[start ENTRIES SHOWN]
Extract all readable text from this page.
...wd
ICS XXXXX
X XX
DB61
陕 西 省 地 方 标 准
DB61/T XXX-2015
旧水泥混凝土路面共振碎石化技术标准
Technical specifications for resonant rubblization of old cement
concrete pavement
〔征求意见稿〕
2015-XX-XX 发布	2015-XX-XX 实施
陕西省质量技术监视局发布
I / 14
[end ENTRIES SHOWN]
▶ _WRITTEN PROBLEM_
Copy every record exactly, with nothing added or dropped.

▶ _ANSWER IN FULL_
Extract all readable text from this page.
...wd
ICS XXXXX
X XX
DB61
陕 西 省 地 方 标 准
DB61/T XXX-2015
旧水泥混凝土路面共振碎石化技术标准
Technical specifications for resonant rubblization of old cement
concrete pavement
〔征求意见稿〕
2015-XX-XX 发布	2015-XX-XX 实施
陕西省质量技术监视局发布
I / 14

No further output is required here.